## What you will do
Search the material for the word "faint" and copy each line that holds it.

## Given information
════════════════

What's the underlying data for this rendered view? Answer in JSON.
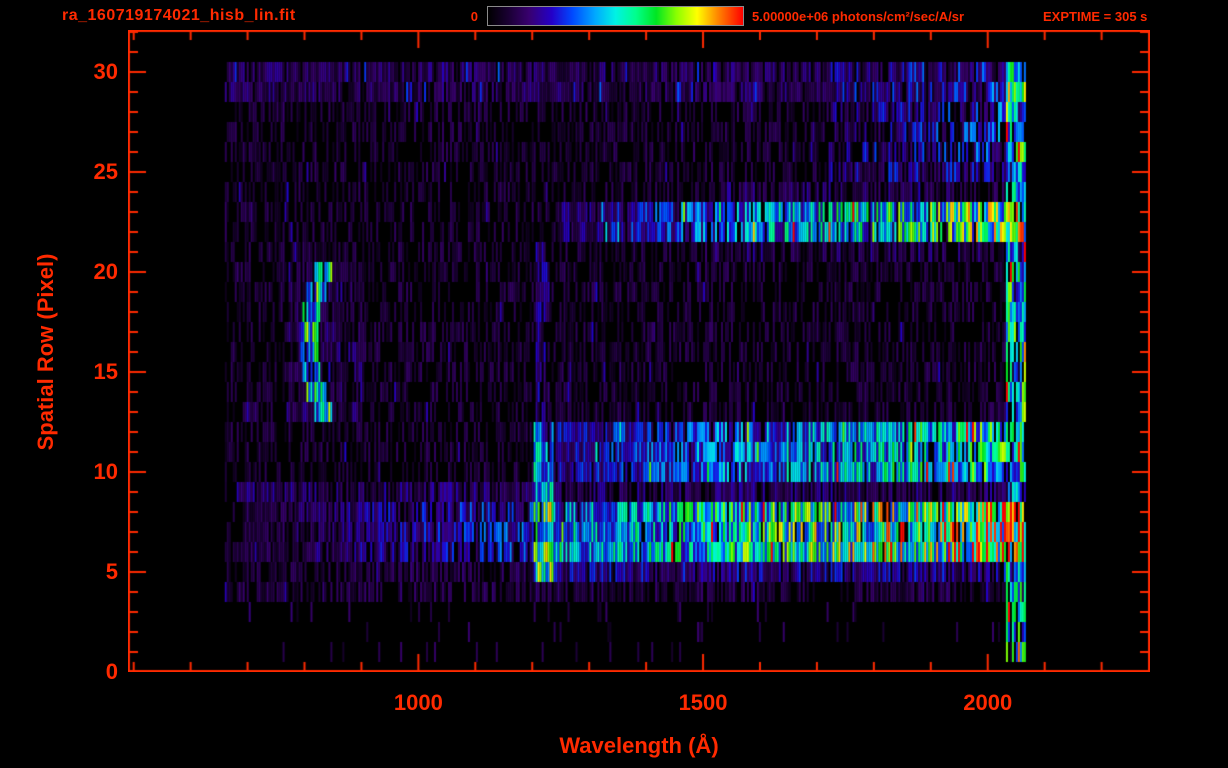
{
  "header": {
    "title": "ra_160719174021_hisb_lin.fit",
    "colorbar_min": "0",
    "colorbar_max": "5.00000e+06 photons/cm²/sec/A/sr",
    "exptime": "EXPTIME = 305 s"
  },
  "chart_data": {
    "type": "heatmap",
    "title": "ra_160719174021_hisb_lin.fit",
    "xlabel": "Wavelength (Å)",
    "ylabel": "Spatial Row (Pixel)",
    "xlim": [
      490,
      2285
    ],
    "ylim": [
      0,
      32.1
    ],
    "xticks": [
      1000,
      1500,
      2000
    ],
    "xtick_minor_step": 100,
    "yticks": [
      0,
      5,
      10,
      15,
      20,
      25,
      30
    ],
    "ytick_minor_step": 1,
    "axis_color": "#ff2a00",
    "colorbar": {
      "min": 0,
      "max": 5000000,
      "min_label": "0",
      "max_label": "5.00000e+06 photons/cm²/sec/A/sr",
      "units": "photons/cm²/sec/A/sr"
    },
    "exptime_seconds": 305,
    "colormap_stops": [
      [
        0.0,
        "#000000"
      ],
      [
        0.08,
        "#1a0033"
      ],
      [
        0.16,
        "#38006e"
      ],
      [
        0.25,
        "#2400c8"
      ],
      [
        0.33,
        "#0048ff"
      ],
      [
        0.42,
        "#00a8ff"
      ],
      [
        0.5,
        "#00f2e4"
      ],
      [
        0.58,
        "#00ff8c"
      ],
      [
        0.66,
        "#00e622"
      ],
      [
        0.74,
        "#8cff00"
      ],
      [
        0.82,
        "#ffff00"
      ],
      [
        0.9,
        "#ff8800"
      ],
      [
        1.0,
        "#ff0000"
      ]
    ],
    "seed": 20160719,
    "grid_cell_angstrom": 3.5,
    "data_extent": {
      "wavelength": [
        660,
        2066
      ],
      "rows": [
        0,
        30
      ]
    },
    "features": [
      {
        "name": "background-speckle",
        "x": [
          660,
          2066
        ],
        "y": [
          4,
          30
        ],
        "base": 0.09,
        "density": 0.5,
        "spike": 0.05
      },
      {
        "name": "bottom-sparse",
        "x": [
          700,
          2060
        ],
        "y": [
          1,
          3
        ],
        "base": 0.11,
        "density": 0.05
      },
      {
        "name": "top-rows-band",
        "x": [
          660,
          2066
        ],
        "y": [
          29,
          30
        ],
        "base": 0.13,
        "density": 0.85,
        "spike": 0.08
      },
      {
        "name": "upper-right-enhance",
        "x": [
          1720,
          2066
        ],
        "y": [
          25,
          30
        ],
        "base": 0.18,
        "end": 0.3,
        "density": 0.55
      },
      {
        "name": "row22-23-band",
        "x": [
          1250,
          2062
        ],
        "y": [
          22,
          23
        ],
        "base": 0.16,
        "end": 0.62,
        "density": 0.95,
        "spike": 0.04
      },
      {
        "name": "row21-24-fringe",
        "x": [
          1500,
          2062
        ],
        "y": [
          21,
          24
        ],
        "base": 0.14,
        "density": 0.4
      },
      {
        "name": "row10-12-band",
        "x": [
          1240,
          2062
        ],
        "y": [
          10,
          12
        ],
        "base": 0.2,
        "end": 0.52,
        "density": 0.95,
        "spike": 0.04
      },
      {
        "name": "row9-faint-band",
        "x": [
          680,
          2062
        ],
        "y": [
          9,
          9
        ],
        "base": 0.15,
        "density": 0.7
      },
      {
        "name": "main-band-rows6-8",
        "x": [
          1210,
          2062
        ],
        "y": [
          6,
          8
        ],
        "base": 0.32,
        "end": 0.74,
        "density": 1,
        "spike": 0.05
      },
      {
        "name": "main-band-left-tail",
        "x": [
          690,
          1210
        ],
        "y": [
          6,
          8
        ],
        "base": 0.1,
        "end": 0.28,
        "density": 0.8
      },
      {
        "name": "row5-line",
        "x": [
          1210,
          2055
        ],
        "y": [
          5,
          5
        ],
        "base": 0.2,
        "density": 0.85
      },
      {
        "name": "row4-speckle",
        "x": [
          680,
          2055
        ],
        "y": [
          4,
          5
        ],
        "base": 0.11,
        "density": 0.35
      },
      {
        "name": "lyman-alpha-core",
        "x": [
          1202,
          1234
        ],
        "y": [
          5,
          8
        ],
        "base": 0.55,
        "density": 1
      },
      {
        "name": "lyman-alpha-upper",
        "x": [
          1202,
          1234
        ],
        "y": [
          9,
          12
        ],
        "base": 0.38,
        "density": 1
      },
      {
        "name": "lyman-alpha-faint-tail",
        "x": [
          1205,
          1230
        ],
        "y": [
          13,
          21
        ],
        "base": 0.17,
        "density": 0.7
      },
      {
        "name": "airglow-arc",
        "arc": true,
        "x0": 806,
        "curve": 2.1,
        "yc": 16.5,
        "width": 34,
        "y": [
          13,
          20
        ],
        "base": 0.5
      },
      {
        "name": "arc-halo",
        "x": [
          770,
          900
        ],
        "y": [
          13,
          20
        ],
        "base": 0.14,
        "density": 0.5
      },
      {
        "name": "right-edge-column",
        "x": [
          2030,
          2066
        ],
        "y": [
          1,
          30
        ],
        "base": 0.5,
        "density": 0.85,
        "spike": 0.1
      },
      {
        "name": "hot-pixels-right",
        "x": [
          1900,
          2062
        ],
        "y": [
          6,
          8
        ],
        "base": 0.85,
        "density": 0.04
      }
    ]
  }
}
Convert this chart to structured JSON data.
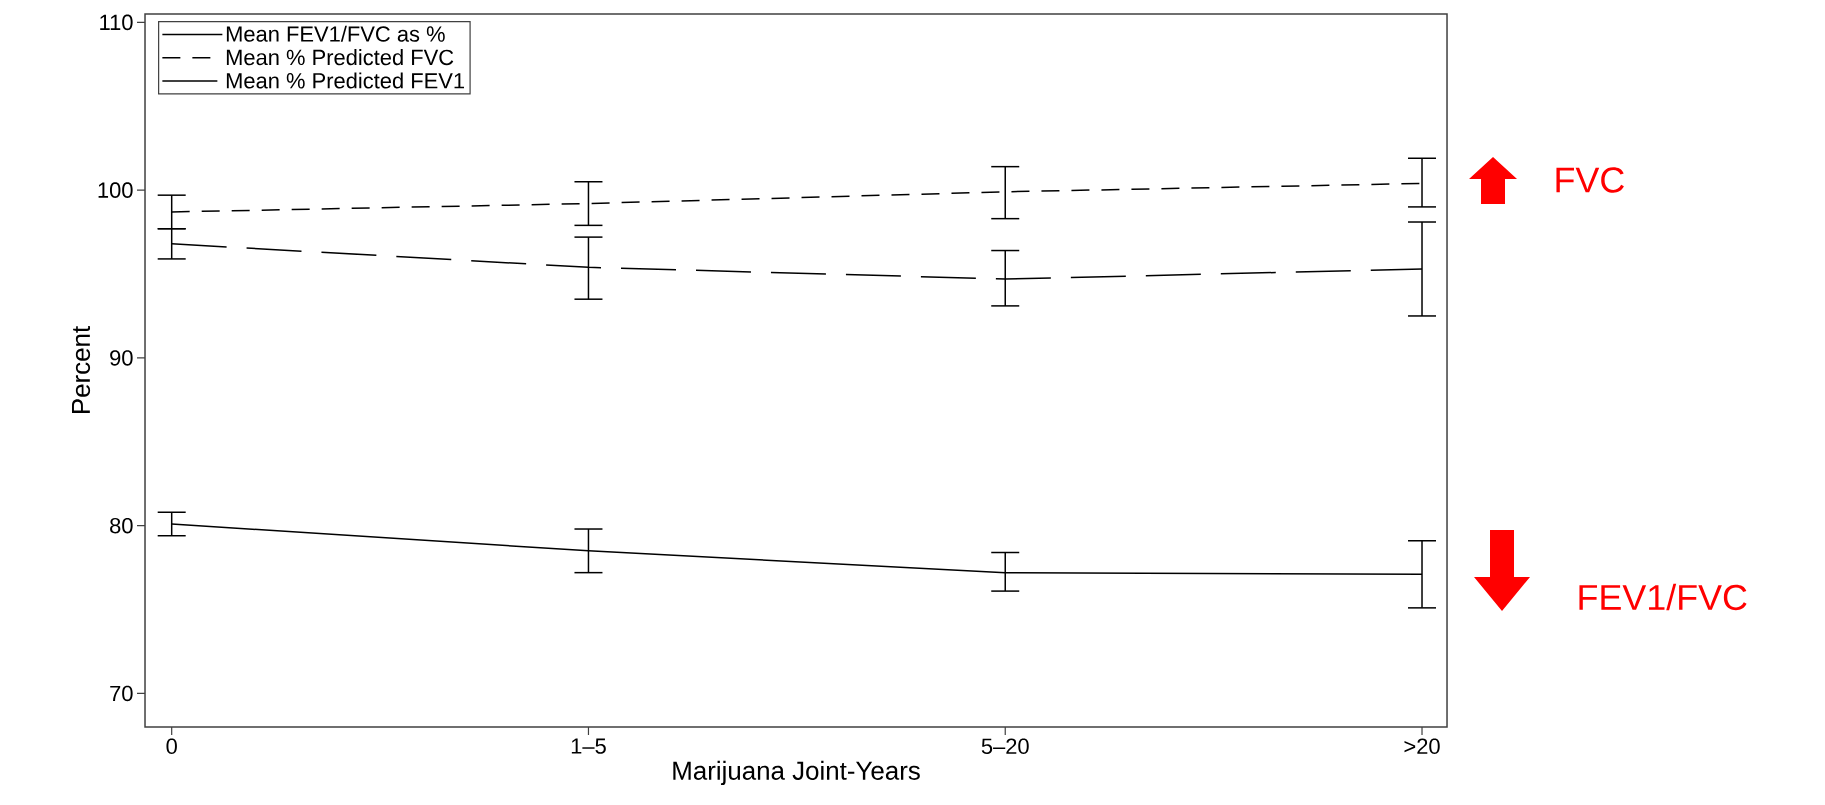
{
  "chart_data": {
    "type": "line",
    "xlabel": "Marijuana Joint-Years",
    "ylabel": "Percent",
    "categories": [
      "0",
      "1–5",
      "5–20",
      ">20"
    ],
    "series": [
      {
        "name": "Mean FEV1/FVC as %",
        "color": "#000000",
        "line_style": "solid",
        "values": [
          80.1,
          78.5,
          77.2,
          77.1
        ],
        "errors": [
          [
            79.4,
            80.8
          ],
          [
            77.2,
            79.8
          ],
          [
            76.1,
            78.4
          ],
          [
            75.1,
            79.1
          ]
        ]
      },
      {
        "name": "Mean % Predicted FVC",
        "color": "#000000",
        "line_style": "dashed",
        "values": [
          98.7,
          99.2,
          99.9,
          100.4
        ],
        "errors": [
          [
            97.7,
            99.7
          ],
          [
            97.9,
            100.5
          ],
          [
            98.3,
            101.4
          ],
          [
            99.0,
            101.9
          ]
        ]
      },
      {
        "name": "Mean % Predicted FEV1",
        "color": "#000000",
        "line_style": "dashed",
        "values": [
          96.8,
          95.4,
          94.7,
          95.3
        ],
        "errors": [
          [
            95.9,
            97.7
          ],
          [
            93.5,
            97.2
          ],
          [
            93.1,
            96.4
          ],
          [
            92.5,
            98.1
          ]
        ]
      }
    ],
    "ylim": [
      68,
      110.5
    ],
    "yticks": [
      70,
      80,
      90,
      100,
      110
    ],
    "grid": false,
    "legend": "top left",
    "marker": "none",
    "annotations": [
      "FVC",
      "FEV1/FVC"
    ]
  }
}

════════════════

## Exercise response
        "name": "row9-faint-band",
        "name": "lyman-alpha-faint-tail",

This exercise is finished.